GOAL
Copy out all of the material exactly.

Begin RECORDS FOR THIS TASK

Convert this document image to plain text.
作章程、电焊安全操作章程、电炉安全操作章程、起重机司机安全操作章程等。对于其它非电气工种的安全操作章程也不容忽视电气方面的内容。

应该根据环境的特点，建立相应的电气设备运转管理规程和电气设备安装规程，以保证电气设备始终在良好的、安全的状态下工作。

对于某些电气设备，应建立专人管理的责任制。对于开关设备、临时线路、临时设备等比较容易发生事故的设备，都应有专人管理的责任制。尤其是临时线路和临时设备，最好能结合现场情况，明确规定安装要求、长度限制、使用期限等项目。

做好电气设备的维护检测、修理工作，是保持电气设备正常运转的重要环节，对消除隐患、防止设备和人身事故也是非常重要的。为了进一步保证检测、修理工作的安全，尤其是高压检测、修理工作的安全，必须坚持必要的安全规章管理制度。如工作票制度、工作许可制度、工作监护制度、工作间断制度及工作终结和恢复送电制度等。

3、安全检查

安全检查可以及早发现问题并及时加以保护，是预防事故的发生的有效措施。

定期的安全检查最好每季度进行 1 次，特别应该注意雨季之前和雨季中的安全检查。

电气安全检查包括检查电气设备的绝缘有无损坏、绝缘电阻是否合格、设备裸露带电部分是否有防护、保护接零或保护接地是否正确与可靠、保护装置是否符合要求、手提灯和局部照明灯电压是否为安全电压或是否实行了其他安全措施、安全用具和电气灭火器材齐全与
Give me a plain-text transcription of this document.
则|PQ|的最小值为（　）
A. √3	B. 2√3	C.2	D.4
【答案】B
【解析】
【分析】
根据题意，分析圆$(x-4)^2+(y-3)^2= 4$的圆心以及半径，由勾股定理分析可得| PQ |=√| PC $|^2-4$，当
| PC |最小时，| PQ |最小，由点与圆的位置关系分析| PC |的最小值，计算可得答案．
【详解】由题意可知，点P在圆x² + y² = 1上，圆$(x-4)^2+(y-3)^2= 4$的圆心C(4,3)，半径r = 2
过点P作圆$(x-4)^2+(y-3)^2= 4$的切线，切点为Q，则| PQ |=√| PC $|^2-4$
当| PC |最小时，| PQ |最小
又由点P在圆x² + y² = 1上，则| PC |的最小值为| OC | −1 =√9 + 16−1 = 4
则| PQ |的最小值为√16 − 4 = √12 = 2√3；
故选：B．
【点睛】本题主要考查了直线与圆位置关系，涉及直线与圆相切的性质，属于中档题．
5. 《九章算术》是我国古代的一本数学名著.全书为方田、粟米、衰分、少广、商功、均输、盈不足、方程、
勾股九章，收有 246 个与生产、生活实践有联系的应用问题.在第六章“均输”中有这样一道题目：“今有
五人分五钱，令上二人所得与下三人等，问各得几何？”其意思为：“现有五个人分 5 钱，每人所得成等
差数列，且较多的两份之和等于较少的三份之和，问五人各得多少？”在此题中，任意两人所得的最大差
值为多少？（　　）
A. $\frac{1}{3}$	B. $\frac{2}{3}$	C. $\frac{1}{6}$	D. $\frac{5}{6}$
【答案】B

End RECORDS FOR THIS TASK

RESPONSE TO THE EXERCISE
Convert this document image to plain text.
作章程、电焊安全操作章程、电炉安全操作章程、起重机司机安全操作章程等。对于其它非电气工种的安全操作章程也不容忽视电气方面的内容。

应该根据环境的特点，建立相应的电气设备运转管理规程和电气设备安装规程，以保证电气设备始终在良好的、安全的状态下工作。

对于某些电气设备，应建立专人管理的责任制。对于开关设备、临时线路、临时设备等比较容易发生事故的设备，都应有专人管理的责任制。尤其是临时线路和临时设备，最好能结合现场情况，明确规定安装要求、长度限制、使用期限等项目。

做好电气设备的维护检测、修理工作，是保持电气设备正常运转的重要环节，对消除隐患、防止设备和人身事故也是非常重要的。为了进一步保证检测、修理工作的安全，尤其是高压检测、修理工作的安全，必须坚持必要的安全规章管理制度。如工作票制度、工作许可制度、工作监护制度、工作间断制度及工作终结和恢复送电制度等。

3、安全检查

安全检查可以及早发现问题并及时加以保护，是预防事故的发生的有效措施。

定期的安全检查最好每季度进行 1 次，特别应该注意雨季之前和雨季中的安全检查。

电气安全检查包括检查电气设备的绝缘有无损坏、绝缘电阻是否合格、设备裸露带电部分是否有防护、保护接零或保护接地是否正确与可靠、保护装置是否符合要求、手提灯和局部照明灯电压是否为安全电压或是否实行了其他安全措施、安全用具和电气灭火器材齐全与
Give me a plain-text transcription of this document.
则|PQ|的最小值为（　）
A. √3	B. 2√3	C.2	D.4
【答案】B
【解析】
【分析】
根据题意，分析圆$(x-4)^2+(y-3)^2= 4$的圆心以及半径，由勾股定理分析可得| PQ |=√| PC $|^2-4$，当
| PC |最小时，| PQ |最小，由点与圆的位置关系分析| PC |的最小值，计算可得答案．
【详解】由题意可知，点P在圆x² + y² = 1上，圆$(x-4)^2+(y-3)^2= 4$的圆心C(4,3)，半径r = 2
过点P作圆$(x-4)^2+(y-3)^2= 4$的切线，切点为Q，则| PQ |=√| PC $|^2-4$
当| PC |最小时，| PQ |最小
又由点P在圆x² + y² = 1上，则| PC |的最小值为| OC | −1 =√9 + 16−1 = 4
则| PQ |的最小值为√16 − 4 = √12 = 2√3；
故选：B．
【点睛】本题主要考查了直线与圆位置关系，涉及直线与圆相切的性质，属于中档题．
5. 《九章算术》是我国古代的一本数学名著.全书为方田、粟米、衰分、少广、商功、均输、盈不足、方程、
勾股九章，收有 246 个与生产、生活实践有联系的应用问题.在第六章“均输”中有这样一道题目：“今有
五人分五钱，令上二人所得与下三人等，问各得几何？”其意思为：“现有五个人分 5 钱，每人所得成等
差数列，且较多的两份之和等于较少的三份之和，问五人各得多少？”在此题中，任意两人所得的最大差
值为多少？（　　）
A. $\frac{1}{3}$	B. $\frac{2}{3}$	C. $\frac{1}{6}$	D. $\frac{5}{6}$
【答案】B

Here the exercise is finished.